* Problem requirements: Return all of the data exactly, with nothing left out but the pictures.

* Entries:
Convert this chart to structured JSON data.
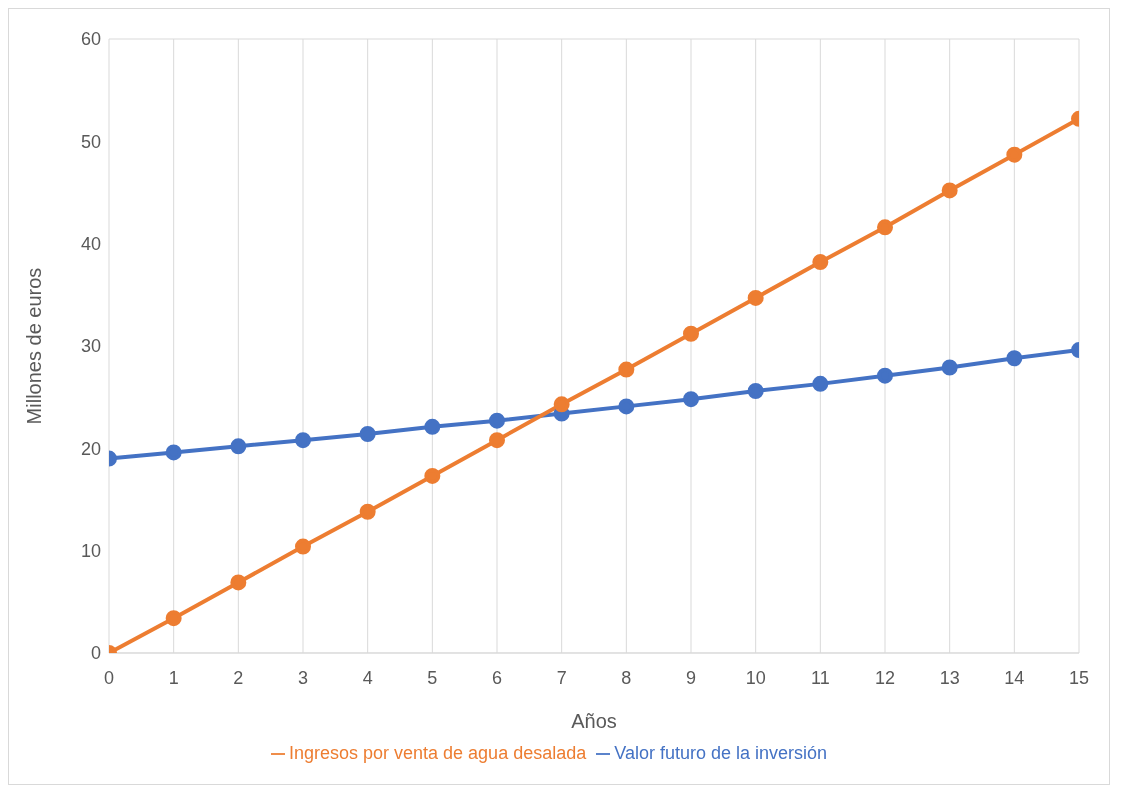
{
  "chart_data": {
    "type": "line",
    "xlabel": "Años",
    "ylabel": "Millones de euros",
    "x": [
      0,
      1,
      2,
      3,
      4,
      5,
      6,
      7,
      8,
      9,
      10,
      11,
      12,
      13,
      14,
      15
    ],
    "series": [
      {
        "name": "Valor futuro de la inversión",
        "color": "#4472c4",
        "values": [
          19.0,
          19.6,
          20.2,
          20.8,
          21.4,
          22.1,
          22.7,
          23.4,
          24.1,
          24.8,
          25.6,
          26.3,
          27.1,
          27.9,
          28.8,
          29.6
        ]
      },
      {
        "name": "Ingresos por venta de agua desalada",
        "color": "#ed7d31",
        "values": [
          0,
          3.4,
          6.9,
          10.4,
          13.8,
          17.3,
          20.8,
          24.3,
          27.7,
          31.2,
          34.7,
          38.2,
          41.6,
          45.2,
          48.7,
          52.2
        ]
      }
    ],
    "xlim": [
      0,
      15
    ],
    "xticks": [
      0,
      1,
      2,
      3,
      4,
      5,
      6,
      7,
      8,
      9,
      10,
      11,
      12,
      13,
      14,
      15
    ],
    "ylim": [
      0,
      60
    ],
    "yticks": [
      0,
      10,
      20,
      30,
      40,
      50,
      60
    ],
    "grid": true,
    "legend": "bottom",
    "marker": "circle",
    "line_style": "solid"
  }
}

* Output for this exercise:
Convert this chart to structured JSON data.
{
  "chart_data": {
    "type": "line",
    "xlabel": "Años",
    "ylabel": "Millones de euros",
    "x": [
      0,
      1,
      2,
      3,
      4,
      5,
      6,
      7,
      8,
      9,
      10,
      11,
      12,
      13,
      14,
      15
    ],
    "series": [
      {
        "name": "Valor futuro de la inversión",
        "color": "#4472c4",
        "values": [
          19.0,
          19.6,
          20.2,
          20.8,
          21.4,
          22.1,
          22.7,
          23.4,
          24.1,
          24.8,
          25.6,
          26.3,
          27.1,
          27.9,
          28.8,
          29.6
        ]
      },
      {
        "name": "Ingresos por venta de agua desalada",
        "color": "#ed7d31",
        "values": [
          0,
          3.4,
          6.9,
          10.4,
          13.8,
          17.3,
          20.8,
          24.3,
          27.7,
          31.2,
          34.7,
          38.2,
          41.6,
          45.2,
          48.7,
          52.2
        ]
      }
    ],
    "xlim": [
      0,
      15
    ],
    "xticks": [
      0,
      1,
      2,
      3,
      4,
      5,
      6,
      7,
      8,
      9,
      10,
      11,
      12,
      13,
      14,
      15
    ],
    "ylim": [
      0,
      60
    ],
    "yticks": [
      0,
      10,
      20,
      30,
      40,
      50,
      60
    ],
    "grid": true,
    "legend": "bottom",
    "marker": "circle",
    "line_style": "solid"
  }
}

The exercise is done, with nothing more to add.